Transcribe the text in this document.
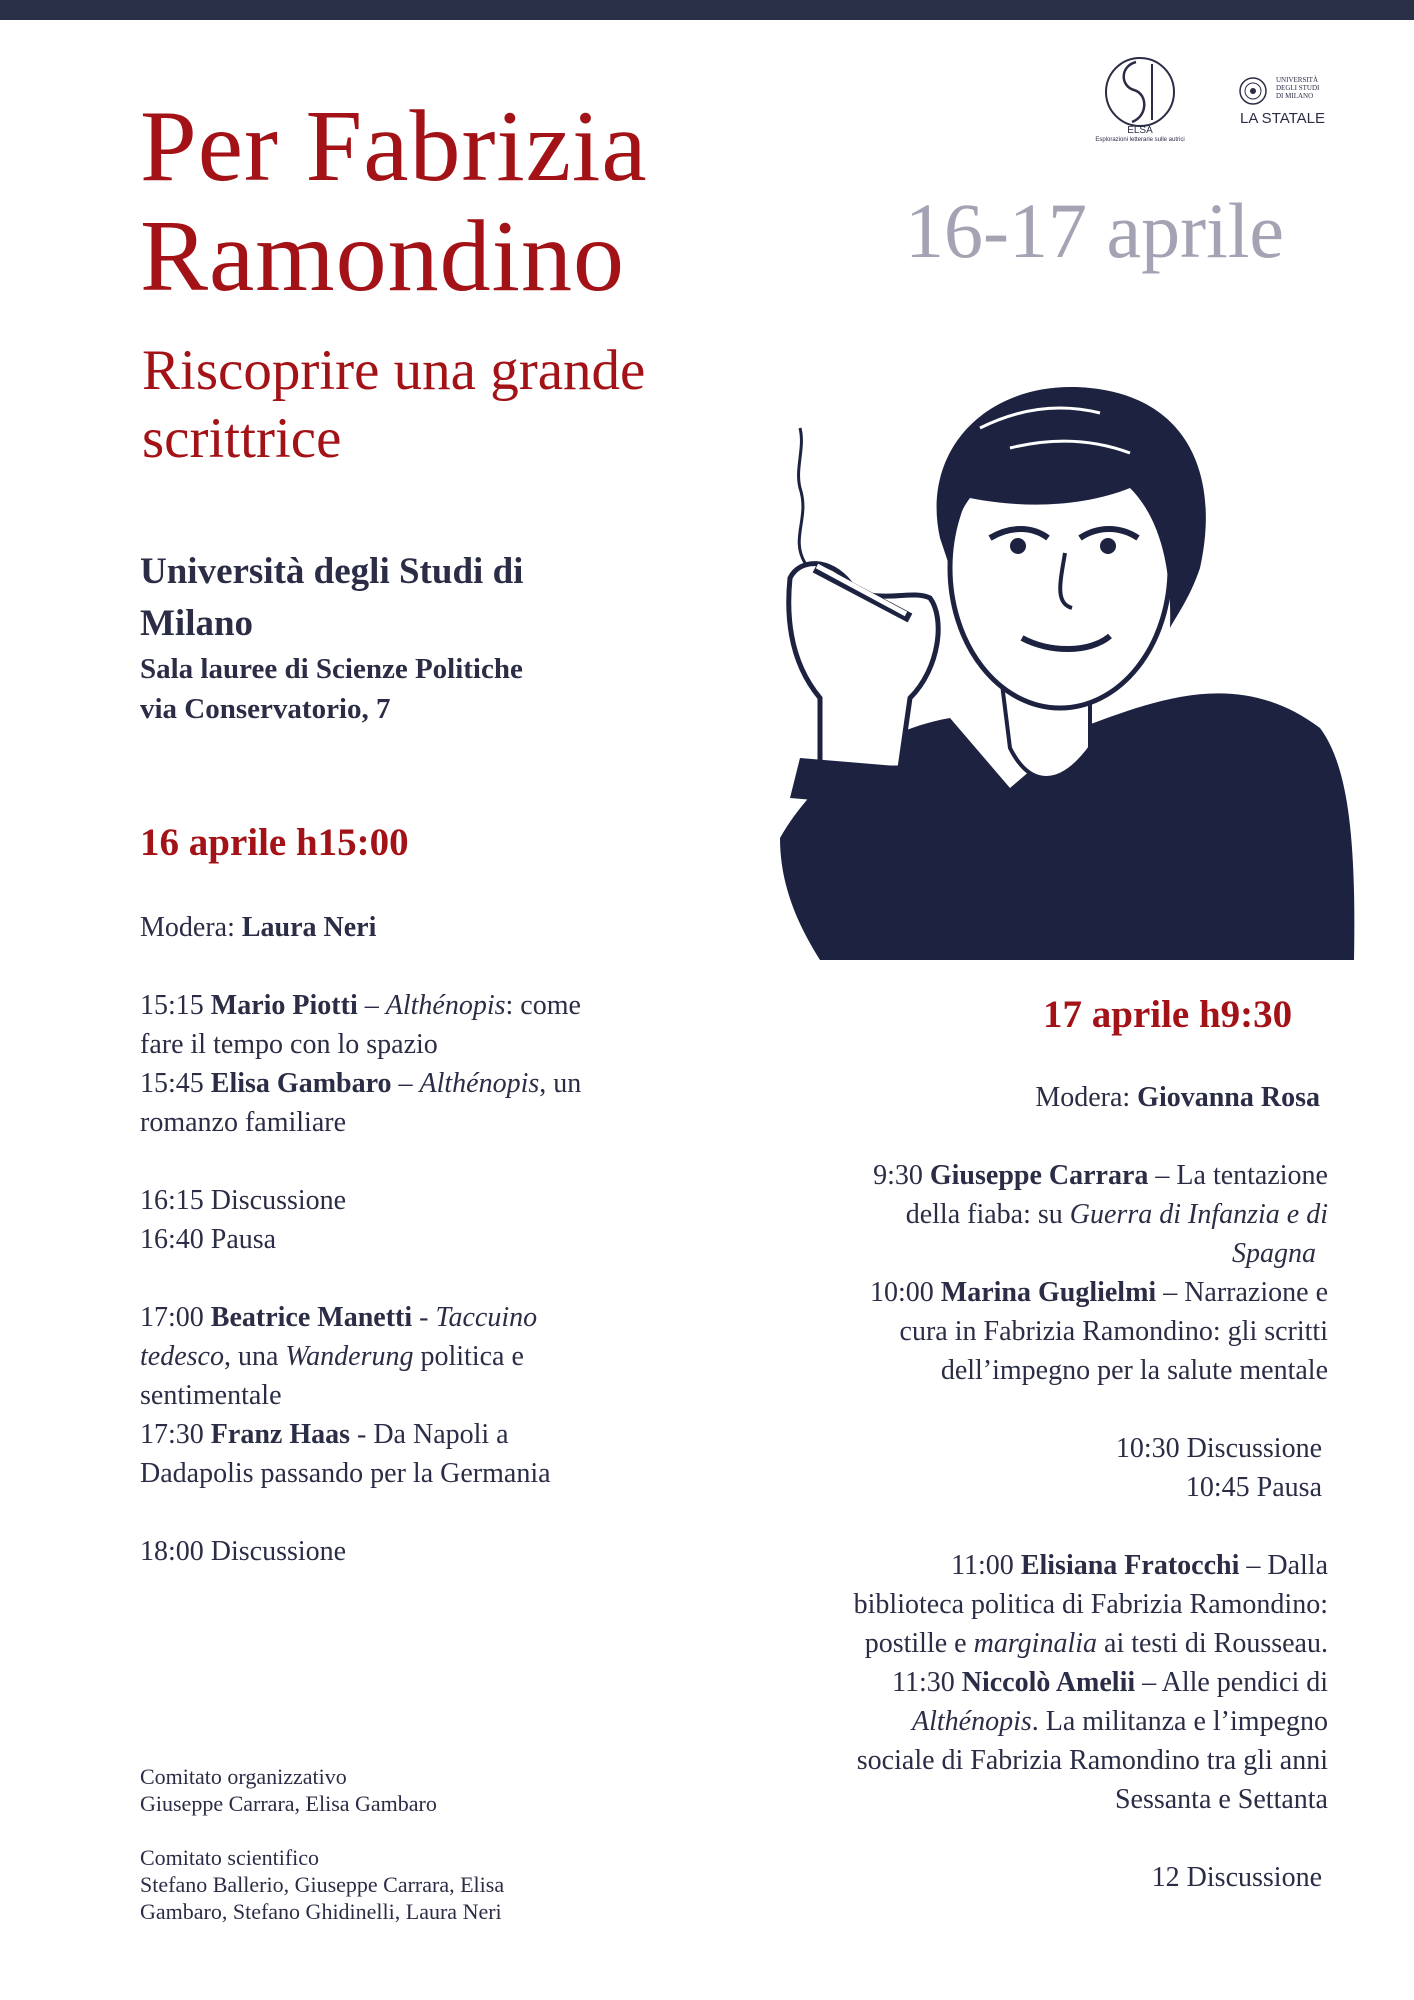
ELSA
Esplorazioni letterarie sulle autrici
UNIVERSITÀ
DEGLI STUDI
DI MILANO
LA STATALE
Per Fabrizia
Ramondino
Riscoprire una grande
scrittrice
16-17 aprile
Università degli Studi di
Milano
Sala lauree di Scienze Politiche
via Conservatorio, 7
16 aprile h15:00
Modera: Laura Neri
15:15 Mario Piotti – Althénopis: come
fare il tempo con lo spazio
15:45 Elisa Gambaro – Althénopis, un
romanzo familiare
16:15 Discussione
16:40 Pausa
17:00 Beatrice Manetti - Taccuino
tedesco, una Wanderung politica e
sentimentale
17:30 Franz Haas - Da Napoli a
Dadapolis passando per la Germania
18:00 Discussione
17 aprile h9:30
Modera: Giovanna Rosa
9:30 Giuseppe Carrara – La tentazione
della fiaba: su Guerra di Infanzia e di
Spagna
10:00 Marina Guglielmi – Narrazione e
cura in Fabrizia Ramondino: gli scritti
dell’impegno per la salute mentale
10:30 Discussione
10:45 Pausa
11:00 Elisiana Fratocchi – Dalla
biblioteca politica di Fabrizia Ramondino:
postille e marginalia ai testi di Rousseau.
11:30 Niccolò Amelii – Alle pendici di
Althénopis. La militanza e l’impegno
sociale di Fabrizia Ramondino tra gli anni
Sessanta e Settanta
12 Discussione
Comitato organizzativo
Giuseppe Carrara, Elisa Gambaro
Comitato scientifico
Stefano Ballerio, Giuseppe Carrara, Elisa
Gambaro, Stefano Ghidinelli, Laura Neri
--
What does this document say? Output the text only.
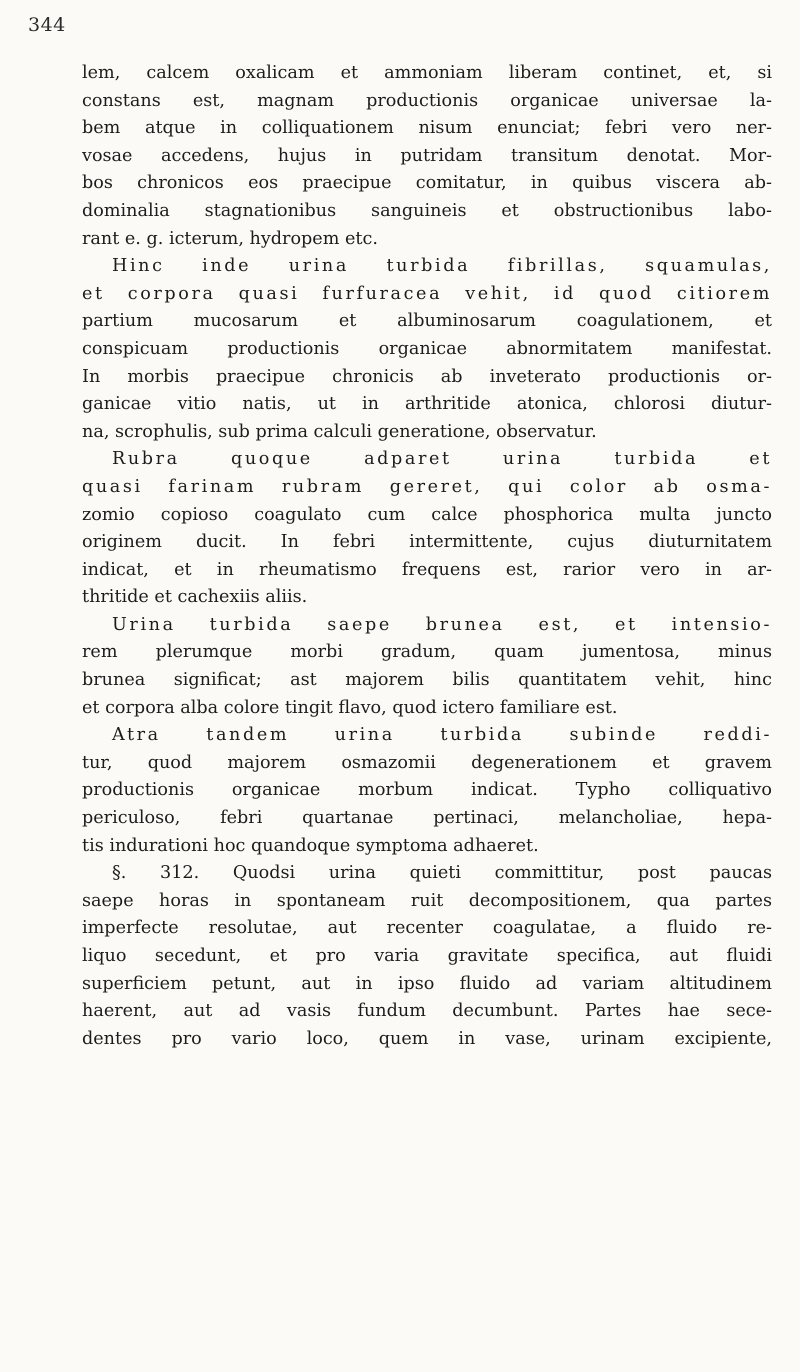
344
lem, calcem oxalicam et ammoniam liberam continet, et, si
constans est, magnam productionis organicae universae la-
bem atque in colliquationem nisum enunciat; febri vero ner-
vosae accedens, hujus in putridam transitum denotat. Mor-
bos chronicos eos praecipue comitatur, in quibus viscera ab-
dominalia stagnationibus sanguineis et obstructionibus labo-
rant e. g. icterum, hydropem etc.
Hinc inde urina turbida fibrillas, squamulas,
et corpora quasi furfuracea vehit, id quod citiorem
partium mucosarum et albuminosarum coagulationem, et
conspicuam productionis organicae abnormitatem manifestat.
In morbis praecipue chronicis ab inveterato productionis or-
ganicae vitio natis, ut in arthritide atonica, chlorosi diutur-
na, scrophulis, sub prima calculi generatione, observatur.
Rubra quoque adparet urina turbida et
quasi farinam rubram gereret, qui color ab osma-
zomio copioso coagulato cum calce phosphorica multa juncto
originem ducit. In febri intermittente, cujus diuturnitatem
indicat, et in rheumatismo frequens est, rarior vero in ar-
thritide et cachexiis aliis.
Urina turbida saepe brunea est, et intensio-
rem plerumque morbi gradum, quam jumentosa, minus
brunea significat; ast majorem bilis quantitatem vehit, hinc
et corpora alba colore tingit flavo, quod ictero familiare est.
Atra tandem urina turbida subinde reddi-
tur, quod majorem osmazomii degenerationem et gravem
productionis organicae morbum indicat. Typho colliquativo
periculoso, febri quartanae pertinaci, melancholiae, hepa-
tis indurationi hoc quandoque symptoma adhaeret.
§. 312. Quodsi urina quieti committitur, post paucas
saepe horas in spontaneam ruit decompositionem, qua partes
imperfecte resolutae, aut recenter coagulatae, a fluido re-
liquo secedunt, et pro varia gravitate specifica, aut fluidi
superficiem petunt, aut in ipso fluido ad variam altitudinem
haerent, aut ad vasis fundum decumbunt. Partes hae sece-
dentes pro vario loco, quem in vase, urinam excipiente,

▸ What you should do
Make a copy of each line that contains the string "Carrara".

▸ Response to the exercise
9:30 Giuseppe Carrara – La tentazione
Giuseppe Carrara, Elisa Gambaro
Stefano Ballerio, Giuseppe Carrara, Elisa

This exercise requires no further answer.